**What to work on**
Entries follow. Set all of them down as they stand.

[Figure dataset records]
┄┄┄┄┄┄┄┄┄┄
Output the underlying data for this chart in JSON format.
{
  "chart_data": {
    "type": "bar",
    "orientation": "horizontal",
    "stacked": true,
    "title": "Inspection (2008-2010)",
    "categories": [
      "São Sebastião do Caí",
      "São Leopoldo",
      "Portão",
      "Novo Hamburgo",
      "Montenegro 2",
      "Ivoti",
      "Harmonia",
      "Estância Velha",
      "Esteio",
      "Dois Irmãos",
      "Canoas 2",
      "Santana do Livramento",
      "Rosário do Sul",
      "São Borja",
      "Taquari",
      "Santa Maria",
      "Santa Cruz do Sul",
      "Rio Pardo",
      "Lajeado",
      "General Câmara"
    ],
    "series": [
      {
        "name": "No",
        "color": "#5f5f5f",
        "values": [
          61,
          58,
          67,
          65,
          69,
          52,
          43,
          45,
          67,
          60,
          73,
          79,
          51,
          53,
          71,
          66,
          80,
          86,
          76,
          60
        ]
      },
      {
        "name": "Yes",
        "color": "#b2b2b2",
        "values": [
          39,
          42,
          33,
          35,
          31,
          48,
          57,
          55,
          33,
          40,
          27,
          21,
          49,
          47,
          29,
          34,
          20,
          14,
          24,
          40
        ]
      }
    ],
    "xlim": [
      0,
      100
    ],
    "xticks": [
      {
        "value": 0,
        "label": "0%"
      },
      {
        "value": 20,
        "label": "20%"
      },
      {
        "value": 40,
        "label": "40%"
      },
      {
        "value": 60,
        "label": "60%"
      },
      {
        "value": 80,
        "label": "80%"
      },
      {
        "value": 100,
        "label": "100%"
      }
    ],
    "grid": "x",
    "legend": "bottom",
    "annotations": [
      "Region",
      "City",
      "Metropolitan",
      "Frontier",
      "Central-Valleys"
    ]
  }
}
┄┄┄┄┄┄┄┄┄┄
**Answer to this task**
Output the underlying data for this chart in JSON format.
{
  "chart_data": {
    "type": "bar",
    "orientation": "horizontal",
    "stacked": true,
    "title": "Inspection (2008-2010)",
    "categories": [
      "São Sebastião do Caí",
      "São Leopoldo",
      "Portão",
      "Novo Hamburgo",
      "Montenegro 2",
      "Ivoti",
      "Harmonia",
      "Estância Velha",
      "Esteio",
      "Dois Irmãos",
      "Canoas 2",
      "Santana do Livramento",
      "Rosário do Sul",
      "São Borja",
      "Taquari",
      "Santa Maria",
      "Santa Cruz do Sul",
      "Rio Pardo",
      "Lajeado",
      "General Câmara"
    ],
    "series": [
      {
        "name": "No",
        "color": "#5f5f5f",
        "values": [
          61,
          58,
          67,
          65,
          69,
          52,
          43,
          45,
          67,
          60,
          73,
          79,
          51,
          53,
          71,
          66,
          80,
          86,
          76,
          60
        ]
      },
      {
        "name": "Yes",
        "color": "#b2b2b2",
        "values": [
          39,
          42,
          33,
          35,
          31,
          48,
          57,
          55,
          33,
          40,
          27,
          21,
          49,
          47,
          29,
          34,
          20,
          14,
          24,
          40
        ]
      }
    ],
    "xlim": [
      0,
      100
    ],
    "xticks": [
      {
        "value": 0,
        "label": "0%"
      },
      {
        "value": 20,
        "label": "20%"
      },
      {
        "value": 40,
        "label": "40%"
      },
      {
        "value": 60,
        "label": "60%"
      },
      {
        "value": 80,
        "label": "80%"
      },
      {
        "value": 100,
        "label": "100%"
      }
    ],
    "grid": "x",
    "legend": "bottom",
    "annotations": [
      "Region",
      "City",
      "Metropolitan",
      "Frontier",
      "Central-Valleys"
    ]
  }
}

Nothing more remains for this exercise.